→ **What is asked**
From the entries below, extract every line that includes the word "celebramos".

→ **Data for this task**
##########

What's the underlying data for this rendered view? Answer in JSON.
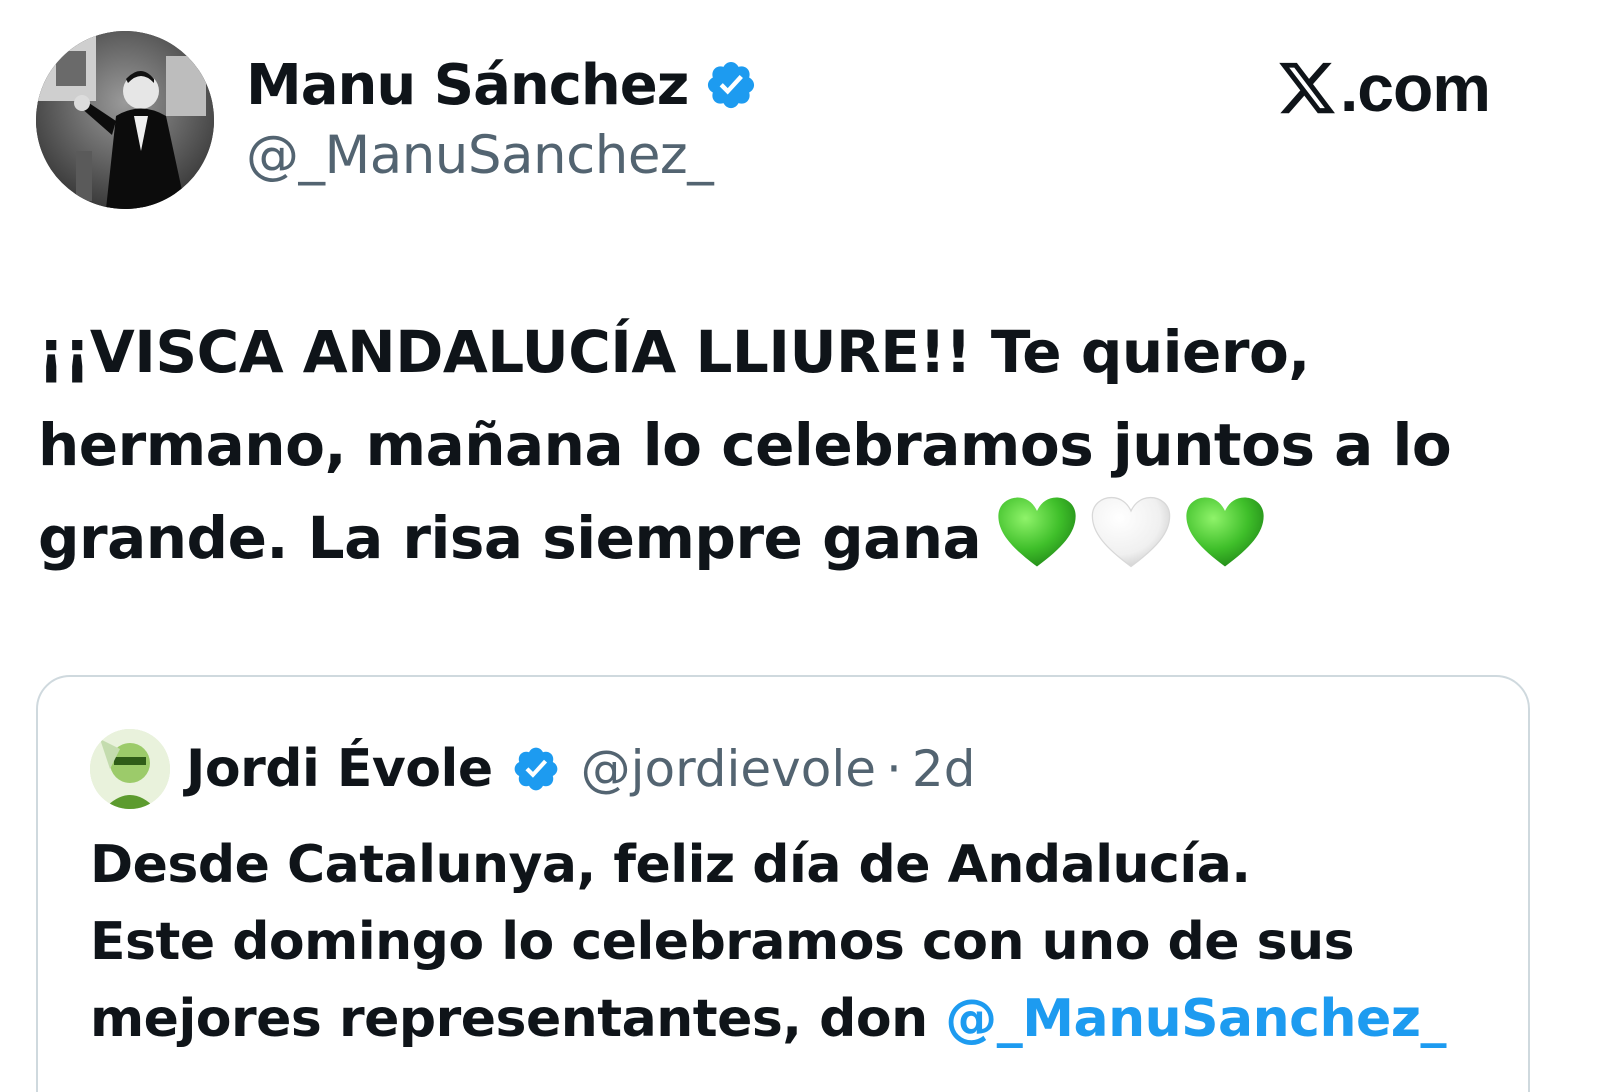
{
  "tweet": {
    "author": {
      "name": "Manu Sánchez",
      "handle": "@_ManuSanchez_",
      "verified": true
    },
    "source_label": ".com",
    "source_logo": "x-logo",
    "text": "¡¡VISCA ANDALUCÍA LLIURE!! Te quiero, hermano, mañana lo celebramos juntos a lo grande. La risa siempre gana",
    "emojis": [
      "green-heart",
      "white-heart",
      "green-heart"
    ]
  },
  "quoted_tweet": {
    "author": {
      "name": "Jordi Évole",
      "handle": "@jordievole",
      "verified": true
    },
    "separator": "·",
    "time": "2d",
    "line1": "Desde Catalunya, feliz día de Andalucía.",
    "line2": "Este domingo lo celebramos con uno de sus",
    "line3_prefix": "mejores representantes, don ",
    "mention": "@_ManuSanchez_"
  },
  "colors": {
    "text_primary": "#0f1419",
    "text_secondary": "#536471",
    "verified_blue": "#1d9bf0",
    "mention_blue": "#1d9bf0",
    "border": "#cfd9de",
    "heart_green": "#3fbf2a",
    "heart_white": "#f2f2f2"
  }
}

##########

→ **Task solution**
    "text": "¡¡VISCA ANDALUCÍA LLIURE!! Te quiero, hermano, mañana lo celebramos juntos a lo grande. La risa siempre gana",
    "line2": "Este domingo lo celebramos con uno de sus",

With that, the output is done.